> _Written exercise_:
Skip the pictures. Copy all the rest of the records down exactly.

> _Supplied entries_:
╭──
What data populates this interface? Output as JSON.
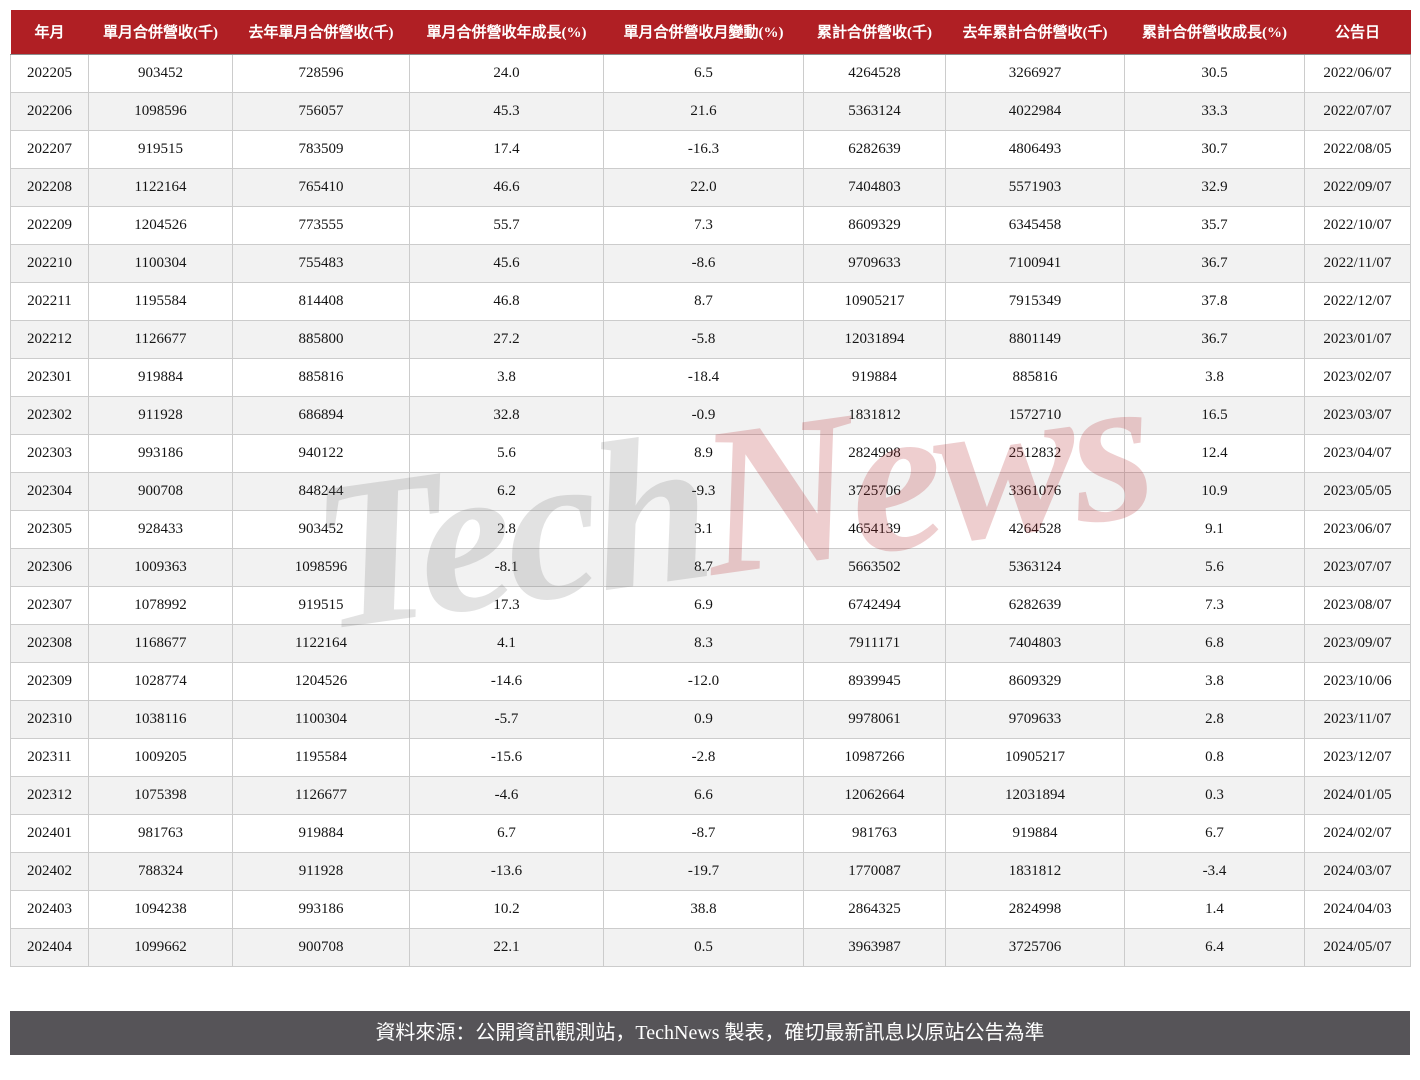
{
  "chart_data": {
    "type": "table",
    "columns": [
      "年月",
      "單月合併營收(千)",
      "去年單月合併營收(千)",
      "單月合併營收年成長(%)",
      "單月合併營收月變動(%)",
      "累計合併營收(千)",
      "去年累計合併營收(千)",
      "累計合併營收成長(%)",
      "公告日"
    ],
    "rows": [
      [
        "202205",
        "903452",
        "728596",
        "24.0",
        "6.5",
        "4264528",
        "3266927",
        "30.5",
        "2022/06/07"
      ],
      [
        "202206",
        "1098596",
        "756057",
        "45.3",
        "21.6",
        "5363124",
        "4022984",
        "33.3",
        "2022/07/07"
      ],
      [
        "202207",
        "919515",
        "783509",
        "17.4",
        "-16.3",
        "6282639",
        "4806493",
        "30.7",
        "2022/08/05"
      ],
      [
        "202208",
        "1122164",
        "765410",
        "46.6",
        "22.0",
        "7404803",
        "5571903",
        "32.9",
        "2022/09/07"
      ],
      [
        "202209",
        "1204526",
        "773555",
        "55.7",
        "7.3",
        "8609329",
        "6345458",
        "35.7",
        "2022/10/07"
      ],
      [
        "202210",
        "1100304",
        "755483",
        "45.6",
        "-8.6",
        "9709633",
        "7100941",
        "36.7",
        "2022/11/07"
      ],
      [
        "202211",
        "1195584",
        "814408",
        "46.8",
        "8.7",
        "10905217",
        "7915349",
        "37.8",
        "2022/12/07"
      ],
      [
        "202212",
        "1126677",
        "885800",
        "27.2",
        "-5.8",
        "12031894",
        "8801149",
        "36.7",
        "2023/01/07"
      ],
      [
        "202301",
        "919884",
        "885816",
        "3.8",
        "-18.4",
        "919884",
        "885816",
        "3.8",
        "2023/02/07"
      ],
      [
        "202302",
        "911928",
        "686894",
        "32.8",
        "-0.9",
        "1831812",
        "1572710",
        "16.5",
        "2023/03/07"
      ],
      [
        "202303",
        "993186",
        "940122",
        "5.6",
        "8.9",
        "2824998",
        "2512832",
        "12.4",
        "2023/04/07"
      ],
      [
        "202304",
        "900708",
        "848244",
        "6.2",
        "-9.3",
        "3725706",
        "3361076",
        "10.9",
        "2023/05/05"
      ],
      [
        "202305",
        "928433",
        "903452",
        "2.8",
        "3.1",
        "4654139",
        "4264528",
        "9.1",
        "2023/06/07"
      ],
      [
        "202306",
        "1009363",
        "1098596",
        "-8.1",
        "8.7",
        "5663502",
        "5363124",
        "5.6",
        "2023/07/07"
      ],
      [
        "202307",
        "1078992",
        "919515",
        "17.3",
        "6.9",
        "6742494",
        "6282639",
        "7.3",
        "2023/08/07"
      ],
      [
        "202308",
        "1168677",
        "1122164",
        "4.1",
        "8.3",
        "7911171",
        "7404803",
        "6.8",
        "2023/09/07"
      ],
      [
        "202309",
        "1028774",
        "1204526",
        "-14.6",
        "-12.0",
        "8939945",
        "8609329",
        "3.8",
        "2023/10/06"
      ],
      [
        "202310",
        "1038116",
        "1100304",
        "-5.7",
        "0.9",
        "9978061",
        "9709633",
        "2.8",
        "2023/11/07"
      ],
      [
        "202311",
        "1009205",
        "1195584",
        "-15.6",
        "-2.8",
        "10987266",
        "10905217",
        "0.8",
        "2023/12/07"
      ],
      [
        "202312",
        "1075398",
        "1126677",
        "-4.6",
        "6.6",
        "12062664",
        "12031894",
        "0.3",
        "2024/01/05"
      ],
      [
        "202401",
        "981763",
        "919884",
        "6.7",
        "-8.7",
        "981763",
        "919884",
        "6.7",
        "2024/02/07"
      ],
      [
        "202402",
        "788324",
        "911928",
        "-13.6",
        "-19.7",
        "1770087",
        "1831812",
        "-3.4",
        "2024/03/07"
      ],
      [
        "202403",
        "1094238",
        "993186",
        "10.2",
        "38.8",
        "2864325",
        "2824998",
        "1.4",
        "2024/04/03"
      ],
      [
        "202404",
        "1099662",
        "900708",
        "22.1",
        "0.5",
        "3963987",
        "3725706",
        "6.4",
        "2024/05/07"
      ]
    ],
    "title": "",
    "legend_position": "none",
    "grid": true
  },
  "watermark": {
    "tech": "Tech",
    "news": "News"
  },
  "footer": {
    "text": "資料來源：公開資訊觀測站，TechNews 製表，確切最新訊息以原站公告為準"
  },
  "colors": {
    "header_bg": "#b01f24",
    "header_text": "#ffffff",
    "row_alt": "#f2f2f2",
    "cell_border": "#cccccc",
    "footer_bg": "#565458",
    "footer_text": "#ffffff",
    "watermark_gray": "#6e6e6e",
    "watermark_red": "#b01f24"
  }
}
╰──
> _Output for this task_:
What data populates this interface? Output as JSON.
{
  "chart_data": {
    "type": "table",
    "columns": [
      "年月",
      "單月合併營收(千)",
      "去年單月合併營收(千)",
      "單月合併營收年成長(%)",
      "單月合併營收月變動(%)",
      "累計合併營收(千)",
      "去年累計合併營收(千)",
      "累計合併營收成長(%)",
      "公告日"
    ],
    "rows": [
      [
        "202205",
        "903452",
        "728596",
        "24.0",
        "6.5",
        "4264528",
        "3266927",
        "30.5",
        "2022/06/07"
      ],
      [
        "202206",
        "1098596",
        "756057",
        "45.3",
        "21.6",
        "5363124",
        "4022984",
        "33.3",
        "2022/07/07"
      ],
      [
        "202207",
        "919515",
        "783509",
        "17.4",
        "-16.3",
        "6282639",
        "4806493",
        "30.7",
        "2022/08/05"
      ],
      [
        "202208",
        "1122164",
        "765410",
        "46.6",
        "22.0",
        "7404803",
        "5571903",
        "32.9",
        "2022/09/07"
      ],
      [
        "202209",
        "1204526",
        "773555",
        "55.7",
        "7.3",
        "8609329",
        "6345458",
        "35.7",
        "2022/10/07"
      ],
      [
        "202210",
        "1100304",
        "755483",
        "45.6",
        "-8.6",
        "9709633",
        "7100941",
        "36.7",
        "2022/11/07"
      ],
      [
        "202211",
        "1195584",
        "814408",
        "46.8",
        "8.7",
        "10905217",
        "7915349",
        "37.8",
        "2022/12/07"
      ],
      [
        "202212",
        "1126677",
        "885800",
        "27.2",
        "-5.8",
        "12031894",
        "8801149",
        "36.7",
        "2023/01/07"
      ],
      [
        "202301",
        "919884",
        "885816",
        "3.8",
        "-18.4",
        "919884",
        "885816",
        "3.8",
        "2023/02/07"
      ],
      [
        "202302",
        "911928",
        "686894",
        "32.8",
        "-0.9",
        "1831812",
        "1572710",
        "16.5",
        "2023/03/07"
      ],
      [
        "202303",
        "993186",
        "940122",
        "5.6",
        "8.9",
        "2824998",
        "2512832",
        "12.4",
        "2023/04/07"
      ],
      [
        "202304",
        "900708",
        "848244",
        "6.2",
        "-9.3",
        "3725706",
        "3361076",
        "10.9",
        "2023/05/05"
      ],
      [
        "202305",
        "928433",
        "903452",
        "2.8",
        "3.1",
        "4654139",
        "4264528",
        "9.1",
        "2023/06/07"
      ],
      [
        "202306",
        "1009363",
        "1098596",
        "-8.1",
        "8.7",
        "5663502",
        "5363124",
        "5.6",
        "2023/07/07"
      ],
      [
        "202307",
        "1078992",
        "919515",
        "17.3",
        "6.9",
        "6742494",
        "6282639",
        "7.3",
        "2023/08/07"
      ],
      [
        "202308",
        "1168677",
        "1122164",
        "4.1",
        "8.3",
        "7911171",
        "7404803",
        "6.8",
        "2023/09/07"
      ],
      [
        "202309",
        "1028774",
        "1204526",
        "-14.6",
        "-12.0",
        "8939945",
        "8609329",
        "3.8",
        "2023/10/06"
      ],
      [
        "202310",
        "1038116",
        "1100304",
        "-5.7",
        "0.9",
        "9978061",
        "9709633",
        "2.8",
        "2023/11/07"
      ],
      [
        "202311",
        "1009205",
        "1195584",
        "-15.6",
        "-2.8",
        "10987266",
        "10905217",
        "0.8",
        "2023/12/07"
      ],
      [
        "202312",
        "1075398",
        "1126677",
        "-4.6",
        "6.6",
        "12062664",
        "12031894",
        "0.3",
        "2024/01/05"
      ],
      [
        "202401",
        "981763",
        "919884",
        "6.7",
        "-8.7",
        "981763",
        "919884",
        "6.7",
        "2024/02/07"
      ],
      [
        "202402",
        "788324",
        "911928",
        "-13.6",
        "-19.7",
        "1770087",
        "1831812",
        "-3.4",
        "2024/03/07"
      ],
      [
        "202403",
        "1094238",
        "993186",
        "10.2",
        "38.8",
        "2864325",
        "2824998",
        "1.4",
        "2024/04/03"
      ],
      [
        "202404",
        "1099662",
        "900708",
        "22.1",
        "0.5",
        "3963987",
        "3725706",
        "6.4",
        "2024/05/07"
      ]
    ],
    "title": "",
    "legend_position": "none",
    "grid": true
  },
  "watermark": {
    "tech": "Tech",
    "news": "News"
  },
  "footer": {
    "text": "資料來源：公開資訊觀測站，TechNews 製表，確切最新訊息以原站公告為準"
  },
  "colors": {
    "header_bg": "#b01f24",
    "header_text": "#ffffff",
    "row_alt": "#f2f2f2",
    "cell_border": "#cccccc",
    "footer_bg": "#565458",
    "footer_text": "#ffffff",
    "watermark_gray": "#6e6e6e",
    "watermark_red": "#b01f24"
  }
}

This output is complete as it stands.